Saved entries
begin

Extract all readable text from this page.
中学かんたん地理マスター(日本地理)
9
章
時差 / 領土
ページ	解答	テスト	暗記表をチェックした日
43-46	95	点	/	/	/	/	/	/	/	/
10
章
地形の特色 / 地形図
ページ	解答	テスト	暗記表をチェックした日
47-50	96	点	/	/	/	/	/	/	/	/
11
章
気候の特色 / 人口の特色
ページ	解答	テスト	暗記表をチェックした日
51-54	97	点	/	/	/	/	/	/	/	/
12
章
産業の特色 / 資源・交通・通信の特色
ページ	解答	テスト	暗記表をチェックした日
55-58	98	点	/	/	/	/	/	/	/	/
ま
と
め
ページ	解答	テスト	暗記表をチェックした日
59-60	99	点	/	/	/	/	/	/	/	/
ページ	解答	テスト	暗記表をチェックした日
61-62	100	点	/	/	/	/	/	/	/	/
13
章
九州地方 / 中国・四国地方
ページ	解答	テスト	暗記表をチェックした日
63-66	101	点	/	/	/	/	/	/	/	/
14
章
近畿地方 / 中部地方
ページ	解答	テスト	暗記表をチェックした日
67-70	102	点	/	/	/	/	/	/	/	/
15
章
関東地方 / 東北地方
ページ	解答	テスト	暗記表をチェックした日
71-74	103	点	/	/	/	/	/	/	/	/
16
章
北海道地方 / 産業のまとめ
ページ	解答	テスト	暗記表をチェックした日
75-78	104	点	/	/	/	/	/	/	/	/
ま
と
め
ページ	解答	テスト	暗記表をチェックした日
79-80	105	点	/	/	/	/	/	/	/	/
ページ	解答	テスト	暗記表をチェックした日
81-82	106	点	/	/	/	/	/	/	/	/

end

*DO THIS*: Print the entries exactly. Include every one.

*FULL SOLUTION*:
Extract all readable text from this page.
中学かんたん地理マスター(日本地理)
9
章
時差 / 領土
ページ	解答	テスト	暗記表をチェックした日
43-46	95	点	/	/	/	/	/	/	/	/
10
章
地形の特色 / 地形図
ページ	解答	テスト	暗記表をチェックした日
47-50	96	点	/	/	/	/	/	/	/	/
11
章
気候の特色 / 人口の特色
ページ	解答	テスト	暗記表をチェックした日
51-54	97	点	/	/	/	/	/	/	/	/
12
章
産業の特色 / 資源・交通・通信の特色
ページ	解答	テスト	暗記表をチェックした日
55-58	98	点	/	/	/	/	/	/	/	/
ま
と
め
ページ	解答	テスト	暗記表をチェックした日
59-60	99	点	/	/	/	/	/	/	/	/
ページ	解答	テスト	暗記表をチェックした日
61-62	100	点	/	/	/	/	/	/	/	/
13
章
九州地方 / 中国・四国地方
ページ	解答	テスト	暗記表をチェックした日
63-66	101	点	/	/	/	/	/	/	/	/
14
章
近畿地方 / 中部地方
ページ	解答	テスト	暗記表をチェックした日
67-70	102	点	/	/	/	/	/	/	/	/
15
章
関東地方 / 東北地方
ページ	解答	テスト	暗記表をチェックした日
71-74	103	点	/	/	/	/	/	/	/	/
16
章
北海道地方 / 産業のまとめ
ページ	解答	テスト	暗記表をチェックした日
75-78	104	点	/	/	/	/	/	/	/	/
ま
と
め
ページ	解答	テスト	暗記表をチェックした日
79-80	105	点	/	/	/	/	/	/	/	/
ページ	解答	テスト	暗記表をチェックした日
81-82	106	点	/	/	/	/	/	/	/	/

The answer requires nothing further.